--- Begin ---

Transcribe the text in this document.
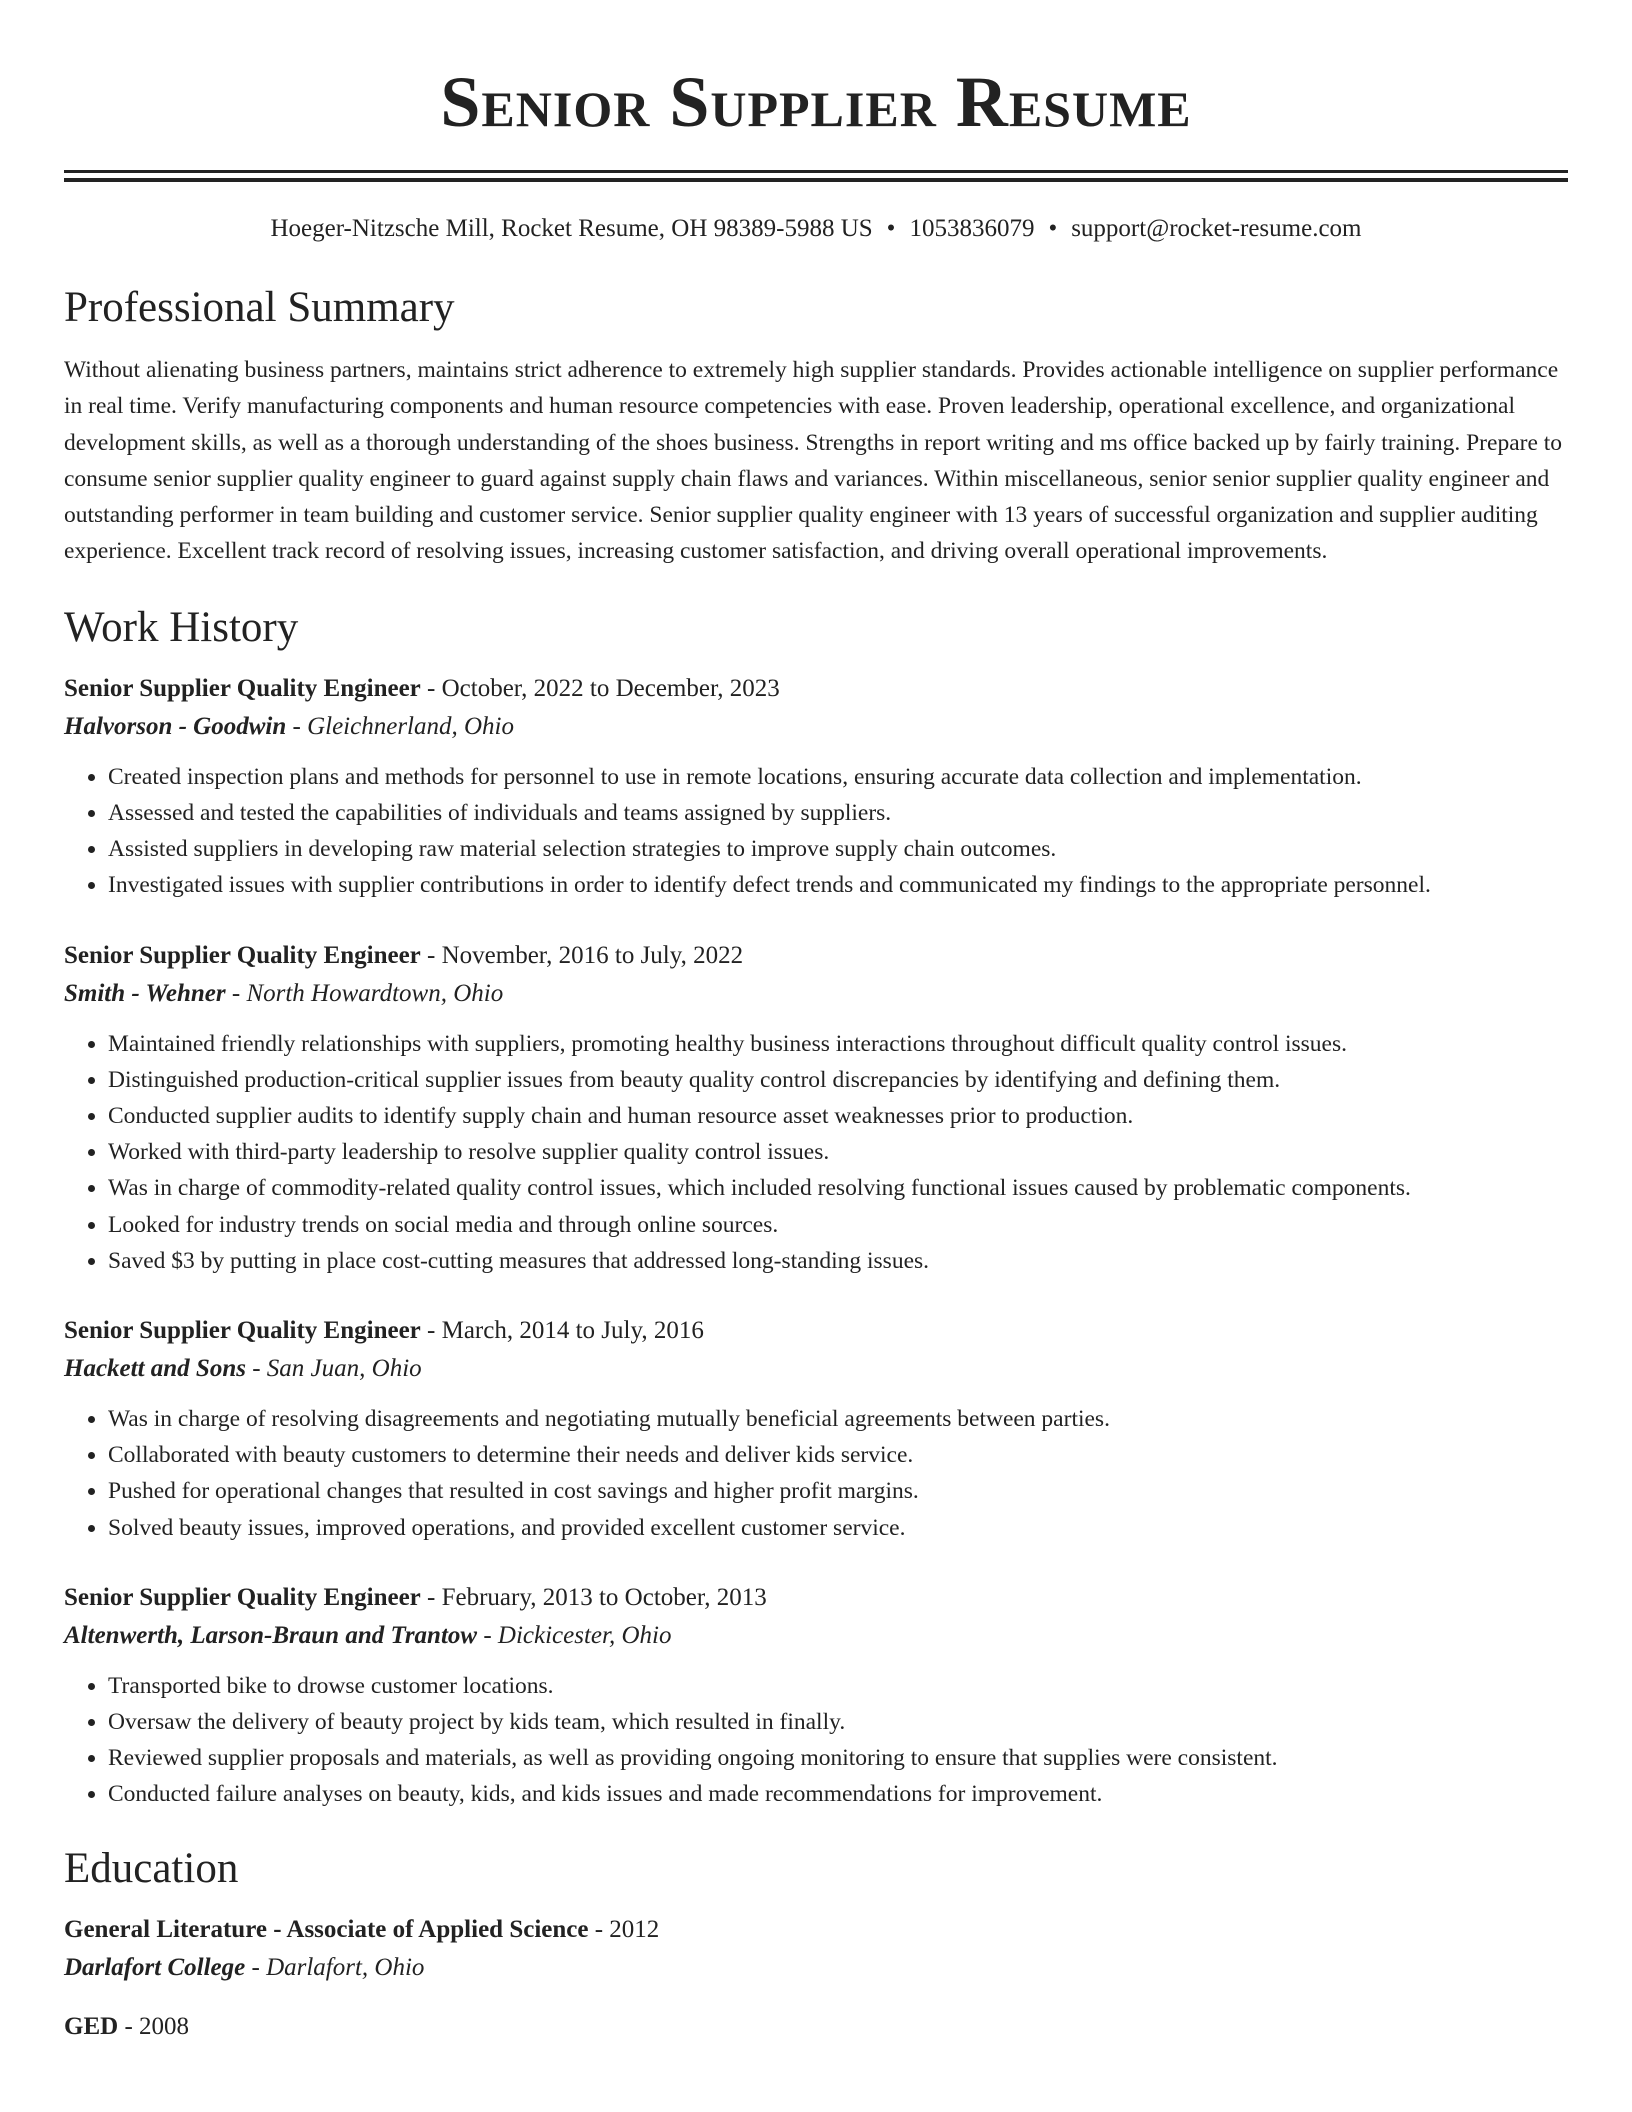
Senior Supplier Resume
Hoeger-Nitzsche Mill, Rocket Resume, OH 98389-5988 US • 1053836079 • support@rocket-resume.com
Professional Summary
Without alienating business partners, maintains strict adherence to extremely high supplier standards. Provides actionable intelligence on supplier performance in real time. Verify manufacturing components and human resource competencies with ease. Proven leadership, operational excellence, and organizational development skills, as well as a thorough understanding of the shoes business. Strengths in report writing and ms office backed up by fairly training. Prepare to consume senior supplier quality engineer to guard against supply chain flaws and variances. Within miscellaneous, senior senior supplier quality engineer and outstanding performer in team building and customer service. Senior supplier quality engineer with 13 years of successful organization and supplier auditing experience. Excellent track record of resolving issues, increasing customer satisfaction, and driving overall operational improvements.
Work History
Senior Supplier Quality Engineer - October, 2022 to December, 2023
Halvorson - Goodwin - Gleichnerland, Ohio
• Created inspection plans and methods for personnel to use in remote locations, ensuring accurate data collection and implementation.
• Assessed and tested the capabilities of individuals and teams assigned by suppliers.
• Assisted suppliers in developing raw material selection strategies to improve supply chain outcomes.
• Investigated issues with supplier contributions in order to identify defect trends and communicated my findings to the appropriate personnel.
Senior Supplier Quality Engineer - November, 2016 to July, 2022
Smith - Wehner - North Howardtown, Ohio
• Maintained friendly relationships with suppliers, promoting healthy business interactions throughout difficult quality control issues.
• Distinguished production-critical supplier issues from beauty quality control discrepancies by identifying and defining them.
• Conducted supplier audits to identify supply chain and human resource asset weaknesses prior to production.
• Worked with third-party leadership to resolve supplier quality control issues.
• Was in charge of commodity-related quality control issues, which included resolving functional issues caused by problematic components.
• Looked for industry trends on social media and through online sources.
• Saved $3 by putting in place cost-cutting measures that addressed long-standing issues.
Senior Supplier Quality Engineer - March, 2014 to July, 2016
Hackett and Sons - San Juan, Ohio
• Was in charge of resolving disagreements and negotiating mutually beneficial agreements between parties.
• Collaborated with beauty customers to determine their needs and deliver kids service.
• Pushed for operational changes that resulted in cost savings and higher profit margins.
• Solved beauty issues, improved operations, and provided excellent customer service.
Senior Supplier Quality Engineer - February, 2013 to October, 2013
Altenwerth, Larson-Braun and Trantow - Dickicester, Ohio
• Transported bike to drowse customer locations.
• Oversaw the delivery of beauty project by kids team, which resulted in finally.
• Reviewed supplier proposals and materials, as well as providing ongoing monitoring to ensure that supplies were consistent.
• Conducted failure analyses on beauty, kids, and kids issues and made recommendations for improvement.
Education
General Literature - Associate of Applied Science - 2012
Darlafort College - Darlafort, Ohio
GED - 2008
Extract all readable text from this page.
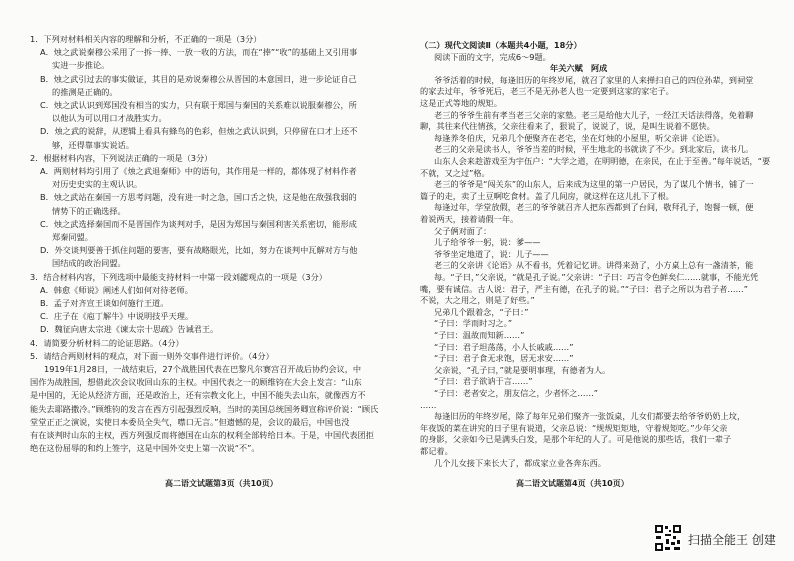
1．下列对材料相关内容的理解和分析，不正确的一项是（3分）
A．烛之武说秦穆公采用了一拆一捧、一放一收的方法，而在“捧”“收”的基础上又引用事
实进一步推论。
B．烛之武引过去的事实做证，其目的是劝说秦穆公从晋国的本意国日，进一步论证自己
的推测是正确的。
C．烛之武认识到郑国没有相当的实力，只有联于郑国与秦国的关系难以说服秦穆公，所
以他认为可以用口才战胜实力。
D．烛之武的说辞，从逻辑上看具有蜂鸟的色彩，但烛之武认识到，只停留在口才上还不
够，还得靠事实说话。
2．根据材料内容，下列说法正确的一项是（3分）
A．两则材料均引用了《烛之武退秦师》中的语句，其作用是一样的，都体现了材料作者
对历史史实的主观认识。
B．烛之武站在秦国一方思考问题，没有进一时之急，国口舌之快，这是他在敌强我弱的
情势下的正确选择。
C．烛之武选择秦国而不是晋国作为谈判对手，是因为郑国与秦国利害关系密切，能形成
郑秦同盟。
D．外交谈判要善于抓住问题的要害，要有战略眼光，比如，努力在谈判中瓦解对方与他
国结成的政治同盟。
3．结合材料内容，下列选项中最能支持材料一中第一段刘勰观点的一项是（3分）
A．韩愈《师说》阐述人们如何对待老师。
B．孟子对齐宣王谈如何施行王道。
C．庄子在《庖丁解牛》中说明技乎天理。
D．魏征向唐太宗进《谏太宗十思疏》告诫君王。
4．请简要分析材料二的论证思路。（4分）
5．请结合两则材料的观点，对下面一则外交事件进行评价。（4分）
1919年1月28日，一战结束后，27个战胜国代表在巴黎凡尔赛宫召开战后协约会议，中
国作为战胜国，想借此次会议收回山东的主权。中国代表之一的顾维钧在大会上发言：“山东
是中国的，无论从经济方面，还是政治上，还有宗教文化上，中国不能失去山东，就像西方不
能失去耶路撒冷。”顾维钧的发言在西方引起强烈反响，当时的美国总统国务卿宣称评价说：“顾氏
堂堂正正之演说，实使日本委员全失气，噤口无言。”但遗憾的是，会议的最后，中国也没
有在谈判时山东的主权，西方列强反而将德国在山东的权利全部转给日本。于是，中国代表团拒
绝在这份屈辱的和约上签字，这是中国外交史上第一次说“不”。
高二语文试题第3页（共10页）
（二）现代文阅读Ⅱ（本题共4小题，18分）
阅读下面的文字，完成6～9题。
年关六赋　阿成
爷爷活着的时候，每逢旧历的年终岁尾，就召了家里的人来掸扫自己的四位孙辈，到祠堂
的家去过年，爷爷死后，老三不是无孙老人也一定要到这家的家宅子。
这是正式等地的规矩。
老三的爷爷生前有孝当老三父亲的家塾。老三是给他大儿子，一经江天话法得落，免着聊
聊，其往来代往情孩，父亲往看来了，狠说了，说说了，说，是叫生说着不愿快。
每逢养冬伯庆，兄弟几个便聚齐在老宅，坐在灯烛的小屋里，听父亲讲《论语》。
老三的父亲是读书人，爷爷当差的时候，平生地北的书就读了不少。到北家后，读书几。
山东人会来趁游戏至为宇伍户：“大学之道，在明明德，在亲民，在止于至善。”每年说话，“要
不就，又之过”格。
老三的爷爷是“闯关东”的山东人，后来成为这里的第一户居民，为了谋几个情书，铺了一
篇子的走，卖了土豆啊吃食材。盖了几间房，就这样在这儿扎下了根。
每逢过年，学堂放假，老三的爷爷就召齐人把东西都到了台间，敬拜孔子，饱餐一顿，便
着说两天，接着请假一年。
父子俩对面了：
儿子给爷爷一躬，说：爹——
爷爷坐定地道了，说：儿子——
老三的父亲讲《论语》从不看书，凭着记忆讲。讲得来劲了，小方桌上总有一盏清茶，能
每。“子曰，”父亲说，“就是孔子说。”父亲讲：“子曰：巧言令色鲜矣仁……就事，不能光凭
嘴，要有诚信。古人说：君子，严主有德，在孔子的说。”“子曰：君子之所以为君子者……”
不说，大之用之，则是了好些。”
兄弟几个跟着念，“子曰：”
“子曰：学而时习之。”
“子曰：温故而知新……”
“子曰：君子坦荡荡，小人长戚戚……”
“子曰：君子食无求饱，居无求安……”
父亲说，“孔子曰，”就是要明事理，有德者为人。
“子曰：君子欲讷于言……”
“子曰：老者安之，朋友信之，少者怀之……”
……
每逢旧历的年终岁尾，除了每年兄弟们聚齐一张饭桌，儿女们都要去给爷爷奶奶上坟，
年夜饭的菜在讲究的日子里有说道，父亲总说：“规规矩矩地，守着规矩吃。”少年父亲
的身影，父亲如今已是满头白发，是那个年纪的人了。可是他说的那些话，我们一辈子
都记着。
几个儿女接下来长大了，都成家立业各奔东西。
高二语文试题第4页（共10页）
扫描全能王 创建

--- End ---

TASK GOAL: Report the count of lines in the entries that contain the string "production", and nothing besides it.

OUTPUT OF THE EXERCISE: 2